Brief: Consider the records below. How many of their lines include the word "شماره"? State the number and nothing else.

>>

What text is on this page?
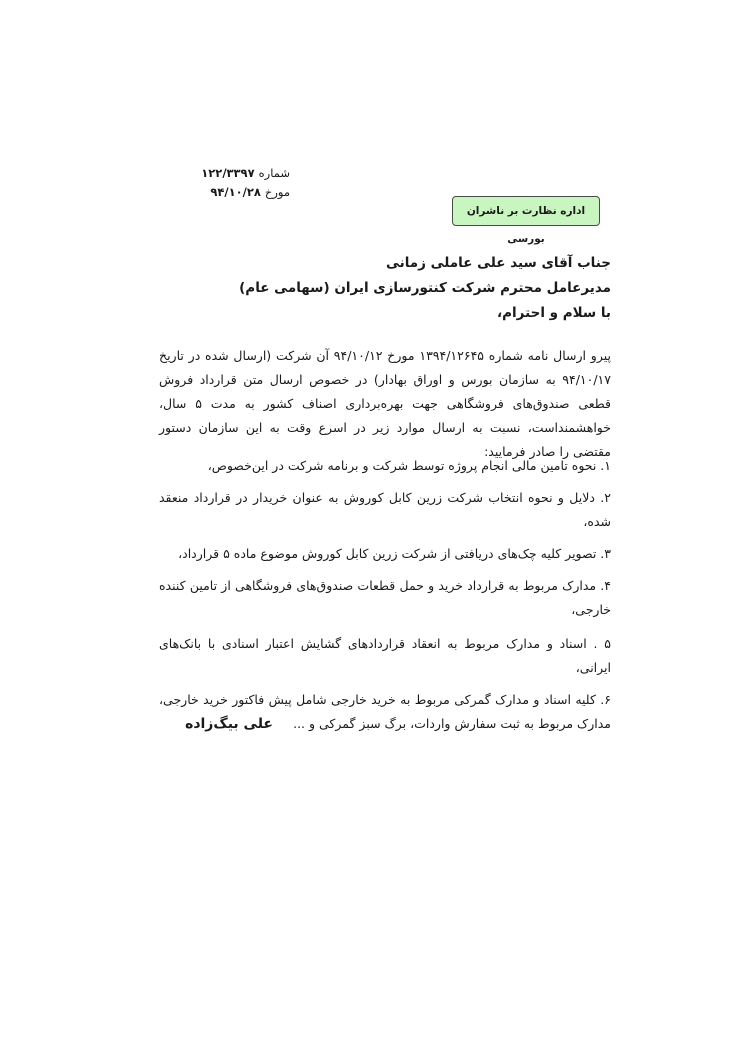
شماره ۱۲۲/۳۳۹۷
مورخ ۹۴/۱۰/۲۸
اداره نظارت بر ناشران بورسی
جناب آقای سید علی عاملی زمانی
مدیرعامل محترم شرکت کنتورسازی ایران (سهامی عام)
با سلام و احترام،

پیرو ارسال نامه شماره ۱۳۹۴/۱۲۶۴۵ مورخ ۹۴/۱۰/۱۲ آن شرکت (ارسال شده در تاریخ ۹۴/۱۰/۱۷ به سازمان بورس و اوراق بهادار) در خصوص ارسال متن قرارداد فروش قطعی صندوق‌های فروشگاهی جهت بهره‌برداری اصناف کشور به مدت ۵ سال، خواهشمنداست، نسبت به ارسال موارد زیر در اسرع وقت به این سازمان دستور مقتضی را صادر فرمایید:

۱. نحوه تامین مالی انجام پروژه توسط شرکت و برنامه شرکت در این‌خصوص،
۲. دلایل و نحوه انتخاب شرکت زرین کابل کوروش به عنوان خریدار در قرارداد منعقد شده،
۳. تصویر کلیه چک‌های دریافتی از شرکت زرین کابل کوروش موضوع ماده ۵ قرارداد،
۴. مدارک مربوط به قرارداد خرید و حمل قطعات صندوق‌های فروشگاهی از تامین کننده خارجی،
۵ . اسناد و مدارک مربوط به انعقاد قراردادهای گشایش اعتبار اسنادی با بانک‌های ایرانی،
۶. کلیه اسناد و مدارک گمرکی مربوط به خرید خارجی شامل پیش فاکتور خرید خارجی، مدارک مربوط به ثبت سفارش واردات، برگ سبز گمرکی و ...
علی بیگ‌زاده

<<
>>

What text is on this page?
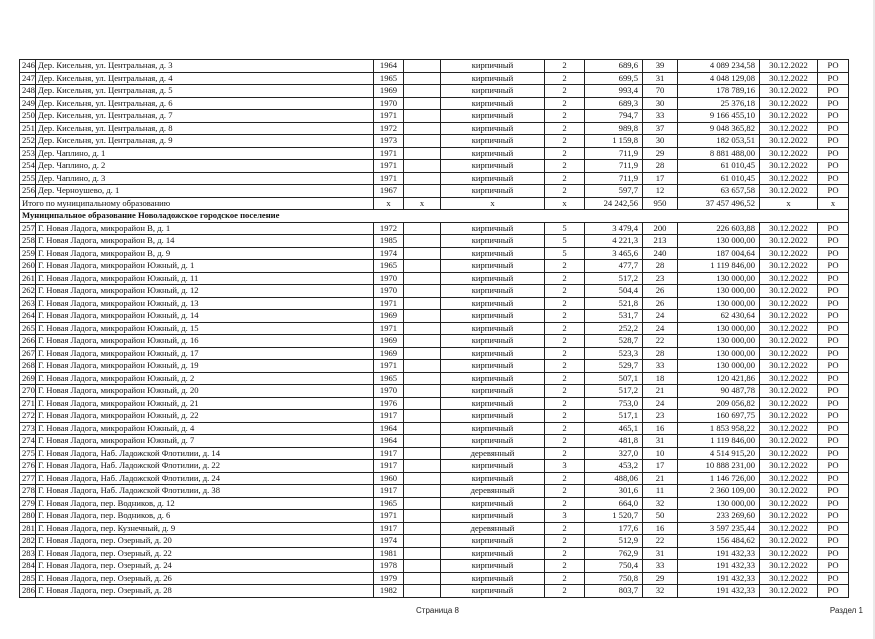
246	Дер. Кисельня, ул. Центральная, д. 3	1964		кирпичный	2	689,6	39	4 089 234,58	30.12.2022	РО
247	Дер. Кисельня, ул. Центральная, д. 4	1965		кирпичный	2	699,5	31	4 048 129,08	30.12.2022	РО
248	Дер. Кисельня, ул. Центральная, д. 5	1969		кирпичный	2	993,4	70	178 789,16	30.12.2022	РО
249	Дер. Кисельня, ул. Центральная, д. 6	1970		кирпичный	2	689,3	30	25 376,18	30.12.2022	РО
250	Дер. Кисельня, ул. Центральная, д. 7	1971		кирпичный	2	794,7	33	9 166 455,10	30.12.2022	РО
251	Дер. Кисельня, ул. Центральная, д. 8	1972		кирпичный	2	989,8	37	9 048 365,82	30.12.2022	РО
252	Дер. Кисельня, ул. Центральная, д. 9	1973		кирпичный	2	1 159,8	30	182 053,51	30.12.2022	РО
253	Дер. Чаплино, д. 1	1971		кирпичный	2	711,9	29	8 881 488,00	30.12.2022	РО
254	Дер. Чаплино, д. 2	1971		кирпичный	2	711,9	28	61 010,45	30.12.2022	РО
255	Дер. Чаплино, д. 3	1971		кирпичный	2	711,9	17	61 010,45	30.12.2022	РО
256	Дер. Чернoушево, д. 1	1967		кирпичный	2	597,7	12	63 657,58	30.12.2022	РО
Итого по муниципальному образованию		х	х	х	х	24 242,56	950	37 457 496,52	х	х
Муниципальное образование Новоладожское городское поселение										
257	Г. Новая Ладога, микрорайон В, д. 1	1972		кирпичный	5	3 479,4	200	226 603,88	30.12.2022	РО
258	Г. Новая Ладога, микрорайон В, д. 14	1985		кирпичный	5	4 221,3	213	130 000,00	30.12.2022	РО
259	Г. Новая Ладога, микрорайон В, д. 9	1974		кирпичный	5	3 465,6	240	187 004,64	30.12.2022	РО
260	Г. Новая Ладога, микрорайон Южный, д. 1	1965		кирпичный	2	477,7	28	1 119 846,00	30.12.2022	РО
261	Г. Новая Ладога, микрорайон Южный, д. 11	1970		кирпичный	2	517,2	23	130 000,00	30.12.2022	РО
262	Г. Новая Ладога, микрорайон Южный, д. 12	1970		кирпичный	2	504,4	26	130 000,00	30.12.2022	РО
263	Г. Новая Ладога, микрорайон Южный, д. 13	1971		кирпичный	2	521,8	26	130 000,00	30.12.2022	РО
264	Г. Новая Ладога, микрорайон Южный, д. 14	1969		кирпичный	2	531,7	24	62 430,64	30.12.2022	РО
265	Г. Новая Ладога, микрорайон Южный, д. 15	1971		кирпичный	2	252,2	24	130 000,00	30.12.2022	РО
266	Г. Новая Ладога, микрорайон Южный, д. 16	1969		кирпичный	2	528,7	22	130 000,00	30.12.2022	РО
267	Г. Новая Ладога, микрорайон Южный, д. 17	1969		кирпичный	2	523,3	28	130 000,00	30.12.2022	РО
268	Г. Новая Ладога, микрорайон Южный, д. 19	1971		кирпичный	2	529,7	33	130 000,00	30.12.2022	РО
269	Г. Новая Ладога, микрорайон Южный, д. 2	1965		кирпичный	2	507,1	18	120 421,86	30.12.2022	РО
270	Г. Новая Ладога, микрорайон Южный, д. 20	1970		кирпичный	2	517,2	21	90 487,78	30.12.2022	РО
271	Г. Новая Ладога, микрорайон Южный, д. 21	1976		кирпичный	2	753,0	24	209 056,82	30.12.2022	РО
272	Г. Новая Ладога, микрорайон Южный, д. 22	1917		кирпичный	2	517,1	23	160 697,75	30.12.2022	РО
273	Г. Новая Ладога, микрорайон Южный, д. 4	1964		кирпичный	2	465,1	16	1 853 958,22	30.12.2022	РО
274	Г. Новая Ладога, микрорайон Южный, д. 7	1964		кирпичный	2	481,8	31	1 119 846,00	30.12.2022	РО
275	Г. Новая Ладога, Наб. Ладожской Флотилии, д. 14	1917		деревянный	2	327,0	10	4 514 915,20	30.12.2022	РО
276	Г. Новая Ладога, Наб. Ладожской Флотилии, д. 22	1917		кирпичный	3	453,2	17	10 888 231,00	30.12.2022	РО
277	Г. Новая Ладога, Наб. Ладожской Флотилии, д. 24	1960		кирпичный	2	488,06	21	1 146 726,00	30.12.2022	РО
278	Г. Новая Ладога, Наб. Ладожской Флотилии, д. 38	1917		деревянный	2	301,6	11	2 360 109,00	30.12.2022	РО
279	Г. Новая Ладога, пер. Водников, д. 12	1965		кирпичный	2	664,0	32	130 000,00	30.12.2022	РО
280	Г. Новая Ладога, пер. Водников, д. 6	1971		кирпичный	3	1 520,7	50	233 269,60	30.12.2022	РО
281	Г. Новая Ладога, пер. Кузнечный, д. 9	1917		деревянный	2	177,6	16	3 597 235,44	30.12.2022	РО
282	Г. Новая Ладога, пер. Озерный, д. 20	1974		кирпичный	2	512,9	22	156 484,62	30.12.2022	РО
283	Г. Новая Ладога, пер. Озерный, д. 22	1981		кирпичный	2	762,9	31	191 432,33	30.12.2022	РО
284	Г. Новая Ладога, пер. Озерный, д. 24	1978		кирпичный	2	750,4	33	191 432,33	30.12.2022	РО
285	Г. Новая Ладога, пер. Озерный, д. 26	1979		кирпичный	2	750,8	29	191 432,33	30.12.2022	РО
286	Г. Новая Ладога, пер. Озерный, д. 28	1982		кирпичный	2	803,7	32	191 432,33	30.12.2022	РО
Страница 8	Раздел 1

<<
>>

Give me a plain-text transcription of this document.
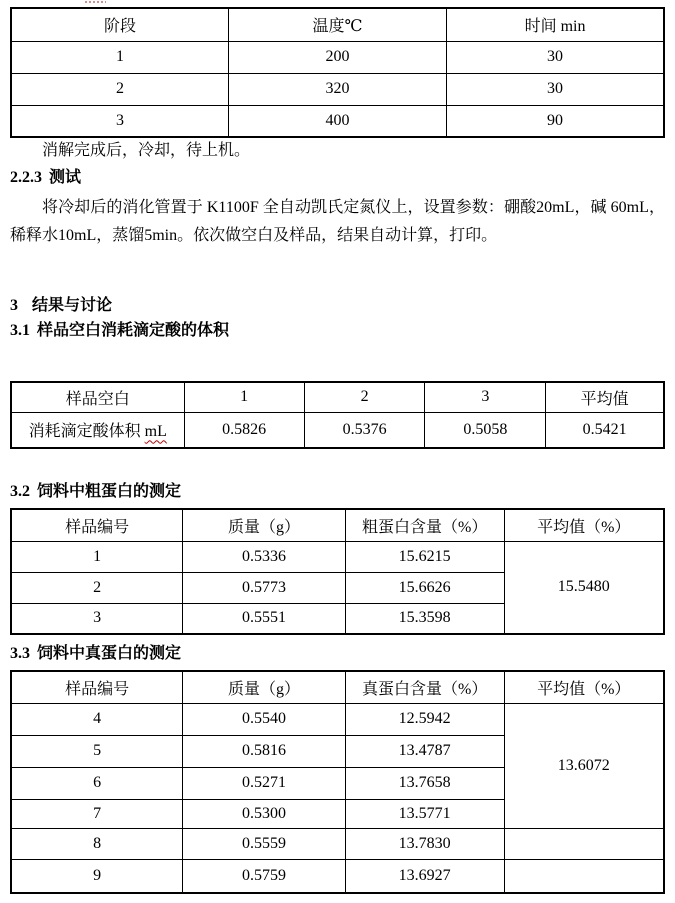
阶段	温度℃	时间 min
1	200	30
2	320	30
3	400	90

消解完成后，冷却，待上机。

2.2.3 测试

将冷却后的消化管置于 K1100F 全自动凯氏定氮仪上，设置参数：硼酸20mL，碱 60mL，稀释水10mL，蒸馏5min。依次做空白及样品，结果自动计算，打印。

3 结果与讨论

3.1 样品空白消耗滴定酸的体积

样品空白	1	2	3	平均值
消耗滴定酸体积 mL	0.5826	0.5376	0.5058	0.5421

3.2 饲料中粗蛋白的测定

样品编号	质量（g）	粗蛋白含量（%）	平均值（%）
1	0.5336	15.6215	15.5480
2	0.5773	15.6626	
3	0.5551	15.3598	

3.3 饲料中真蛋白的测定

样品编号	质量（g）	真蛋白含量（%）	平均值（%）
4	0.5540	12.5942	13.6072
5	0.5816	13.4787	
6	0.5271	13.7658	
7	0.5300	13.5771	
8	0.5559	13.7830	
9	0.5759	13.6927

<<

Task output: 2